[Exercise instructions] Of the lines in the listing, how many include the string "oraz"? Write the number and nothing else.

[Exercise input]
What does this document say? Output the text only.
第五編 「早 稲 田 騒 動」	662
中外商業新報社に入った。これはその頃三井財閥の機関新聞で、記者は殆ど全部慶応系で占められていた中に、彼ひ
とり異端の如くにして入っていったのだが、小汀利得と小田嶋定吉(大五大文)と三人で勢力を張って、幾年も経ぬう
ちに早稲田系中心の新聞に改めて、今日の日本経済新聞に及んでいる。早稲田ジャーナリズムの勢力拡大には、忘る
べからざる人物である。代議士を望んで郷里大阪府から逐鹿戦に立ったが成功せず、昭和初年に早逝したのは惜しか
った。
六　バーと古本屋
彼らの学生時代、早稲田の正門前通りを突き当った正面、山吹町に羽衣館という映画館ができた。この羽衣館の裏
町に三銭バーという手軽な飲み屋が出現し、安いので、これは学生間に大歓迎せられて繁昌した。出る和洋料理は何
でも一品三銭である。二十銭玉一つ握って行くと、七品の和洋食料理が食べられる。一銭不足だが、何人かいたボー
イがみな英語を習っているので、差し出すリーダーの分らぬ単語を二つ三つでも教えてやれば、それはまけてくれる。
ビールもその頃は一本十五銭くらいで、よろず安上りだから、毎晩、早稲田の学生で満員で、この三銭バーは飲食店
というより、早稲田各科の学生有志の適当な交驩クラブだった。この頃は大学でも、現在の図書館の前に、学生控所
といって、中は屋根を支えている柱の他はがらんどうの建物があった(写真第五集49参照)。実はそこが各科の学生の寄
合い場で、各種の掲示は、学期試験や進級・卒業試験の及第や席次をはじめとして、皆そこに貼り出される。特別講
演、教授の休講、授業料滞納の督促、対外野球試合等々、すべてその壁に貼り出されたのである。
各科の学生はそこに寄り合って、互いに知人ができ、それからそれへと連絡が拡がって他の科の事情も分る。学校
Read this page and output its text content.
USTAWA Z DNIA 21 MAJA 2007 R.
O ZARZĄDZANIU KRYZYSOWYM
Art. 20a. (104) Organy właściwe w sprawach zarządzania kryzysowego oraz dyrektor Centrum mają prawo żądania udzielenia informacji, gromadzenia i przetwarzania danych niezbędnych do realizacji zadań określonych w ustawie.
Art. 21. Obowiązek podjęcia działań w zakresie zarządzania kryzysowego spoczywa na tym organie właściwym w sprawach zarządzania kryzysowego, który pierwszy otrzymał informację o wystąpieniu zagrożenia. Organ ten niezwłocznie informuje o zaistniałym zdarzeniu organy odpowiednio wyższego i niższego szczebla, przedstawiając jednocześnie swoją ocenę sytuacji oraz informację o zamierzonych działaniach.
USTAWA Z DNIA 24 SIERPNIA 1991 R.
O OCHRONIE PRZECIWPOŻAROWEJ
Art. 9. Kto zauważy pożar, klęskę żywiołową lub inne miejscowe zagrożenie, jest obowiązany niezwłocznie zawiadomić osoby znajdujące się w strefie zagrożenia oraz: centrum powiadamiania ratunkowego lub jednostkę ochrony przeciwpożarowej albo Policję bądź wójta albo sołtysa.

[Solution to this task] 3